Stored records:
----

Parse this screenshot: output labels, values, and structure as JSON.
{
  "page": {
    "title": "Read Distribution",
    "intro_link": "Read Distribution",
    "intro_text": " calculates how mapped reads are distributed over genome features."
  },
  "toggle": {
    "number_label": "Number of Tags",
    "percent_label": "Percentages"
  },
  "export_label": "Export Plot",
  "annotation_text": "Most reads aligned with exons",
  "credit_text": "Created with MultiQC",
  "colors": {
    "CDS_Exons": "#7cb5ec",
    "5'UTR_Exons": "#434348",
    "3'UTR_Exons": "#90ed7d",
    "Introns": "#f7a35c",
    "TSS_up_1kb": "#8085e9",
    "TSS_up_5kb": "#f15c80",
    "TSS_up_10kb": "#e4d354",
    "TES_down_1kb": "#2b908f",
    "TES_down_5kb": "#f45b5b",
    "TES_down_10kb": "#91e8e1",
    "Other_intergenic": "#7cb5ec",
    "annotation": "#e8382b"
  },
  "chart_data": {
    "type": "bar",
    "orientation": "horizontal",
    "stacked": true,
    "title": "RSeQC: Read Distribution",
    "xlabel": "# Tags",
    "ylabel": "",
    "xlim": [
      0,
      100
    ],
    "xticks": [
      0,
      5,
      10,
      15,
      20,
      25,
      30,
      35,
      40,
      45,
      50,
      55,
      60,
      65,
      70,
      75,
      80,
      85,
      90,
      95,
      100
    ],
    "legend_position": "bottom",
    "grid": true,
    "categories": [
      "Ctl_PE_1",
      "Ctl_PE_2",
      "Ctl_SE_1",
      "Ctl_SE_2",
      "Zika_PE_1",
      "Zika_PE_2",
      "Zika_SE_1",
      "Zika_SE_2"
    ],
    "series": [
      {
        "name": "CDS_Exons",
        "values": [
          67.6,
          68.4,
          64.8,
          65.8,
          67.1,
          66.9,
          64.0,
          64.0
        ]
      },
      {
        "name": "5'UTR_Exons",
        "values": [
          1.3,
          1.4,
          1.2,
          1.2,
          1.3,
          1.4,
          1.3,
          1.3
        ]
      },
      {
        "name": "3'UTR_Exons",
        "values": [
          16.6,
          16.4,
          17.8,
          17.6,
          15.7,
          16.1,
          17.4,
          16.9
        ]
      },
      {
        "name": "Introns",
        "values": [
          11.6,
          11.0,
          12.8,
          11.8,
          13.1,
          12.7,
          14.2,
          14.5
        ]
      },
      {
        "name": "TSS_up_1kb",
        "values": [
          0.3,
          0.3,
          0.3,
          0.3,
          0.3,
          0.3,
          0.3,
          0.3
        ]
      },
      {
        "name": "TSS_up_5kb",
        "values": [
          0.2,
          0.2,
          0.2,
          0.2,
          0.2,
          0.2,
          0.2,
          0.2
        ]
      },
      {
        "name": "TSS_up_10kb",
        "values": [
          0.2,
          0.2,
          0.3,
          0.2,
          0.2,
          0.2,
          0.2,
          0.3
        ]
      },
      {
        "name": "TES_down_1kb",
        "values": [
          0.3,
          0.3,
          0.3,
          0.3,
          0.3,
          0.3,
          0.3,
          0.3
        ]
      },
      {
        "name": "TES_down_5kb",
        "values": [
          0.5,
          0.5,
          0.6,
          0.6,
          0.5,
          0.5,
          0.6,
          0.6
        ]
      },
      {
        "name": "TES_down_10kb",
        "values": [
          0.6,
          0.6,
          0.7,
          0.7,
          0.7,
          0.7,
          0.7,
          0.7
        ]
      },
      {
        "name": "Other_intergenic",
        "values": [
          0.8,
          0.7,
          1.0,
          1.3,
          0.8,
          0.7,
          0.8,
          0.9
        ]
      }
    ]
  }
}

----

The records must be reproduced in full. Nothing should differ.

Parse this screenshot: output labels, values, and structure as JSON.
{
  "page": {
    "title": "Read Distribution",
    "intro_link": "Read Distribution",
    "intro_text": " calculates how mapped reads are distributed over genome features."
  },
  "toggle": {
    "number_label": "Number of Tags",
    "percent_label": "Percentages"
  },
  "export_label": "Export Plot",
  "annotation_text": "Most reads aligned with exons",
  "credit_text": "Created with MultiQC",
  "colors": {
    "CDS_Exons": "#7cb5ec",
    "5'UTR_Exons": "#434348",
    "3'UTR_Exons": "#90ed7d",
    "Introns": "#f7a35c",
    "TSS_up_1kb": "#8085e9",
    "TSS_up_5kb": "#f15c80",
    "TSS_up_10kb": "#e4d354",
    "TES_down_1kb": "#2b908f",
    "TES_down_5kb": "#f45b5b",
    "TES_down_10kb": "#91e8e1",
    "Other_intergenic": "#7cb5ec",
    "annotation": "#e8382b"
  },
  "chart_data": {
    "type": "bar",
    "orientation": "horizontal",
    "stacked": true,
    "title": "RSeQC: Read Distribution",
    "xlabel": "# Tags",
    "ylabel": "",
    "xlim": [
      0,
      100
    ],
    "xticks": [
      0,
      5,
      10,
      15,
      20,
      25,
      30,
      35,
      40,
      45,
      50,
      55,
      60,
      65,
      70,
      75,
      80,
      85,
      90,
      95,
      100
    ],
    "legend_position": "bottom",
    "grid": true,
    "categories": [
      "Ctl_PE_1",
      "Ctl_PE_2",
      "Ctl_SE_1",
      "Ctl_SE_2",
      "Zika_PE_1",
      "Zika_PE_2",
      "Zika_SE_1",
      "Zika_SE_2"
    ],
    "series": [
      {
        "name": "CDS_Exons",
        "values": [
          67.6,
          68.4,
          64.8,
          65.8,
          67.1,
          66.9,
          64.0,
          64.0
        ]
      },
      {
        "name": "5'UTR_Exons",
        "values": [
          1.3,
          1.4,
          1.2,
          1.2,
          1.3,
          1.4,
          1.3,
          1.3
        ]
      },
      {
        "name": "3'UTR_Exons",
        "values": [
          16.6,
          16.4,
          17.8,
          17.6,
          15.7,
          16.1,
          17.4,
          16.9
        ]
      },
      {
        "name": "Introns",
        "values": [
          11.6,
          11.0,
          12.8,
          11.8,
          13.1,
          12.7,
          14.2,
          14.5
        ]
      },
      {
        "name": "TSS_up_1kb",
        "values": [
          0.3,
          0.3,
          0.3,
          0.3,
          0.3,
          0.3,
          0.3,
          0.3
        ]
      },
      {
        "name": "TSS_up_5kb",
        "values": [
          0.2,
          0.2,
          0.2,
          0.2,
          0.2,
          0.2,
          0.2,
          0.2
        ]
      },
      {
        "name": "TSS_up_10kb",
        "values": [
          0.2,
          0.2,
          0.3,
          0.2,
          0.2,
          0.2,
          0.2,
          0.3
        ]
      },
      {
        "name": "TES_down_1kb",
        "values": [
          0.3,
          0.3,
          0.3,
          0.3,
          0.3,
          0.3,
          0.3,
          0.3
        ]
      },
      {
        "name": "TES_down_5kb",
        "values": [
          0.5,
          0.5,
          0.6,
          0.6,
          0.5,
          0.5,
          0.6,
          0.6
        ]
      },
      {
        "name": "TES_down_10kb",
        "values": [
          0.6,
          0.6,
          0.7,
          0.7,
          0.7,
          0.7,
          0.7,
          0.7
        ]
      },
      {
        "name": "Other_intergenic",
        "values": [
          0.8,
          0.7,
          1.0,
          1.3,
          0.8,
          0.7,
          0.8,
          0.9
        ]
      }
    ]
  }
}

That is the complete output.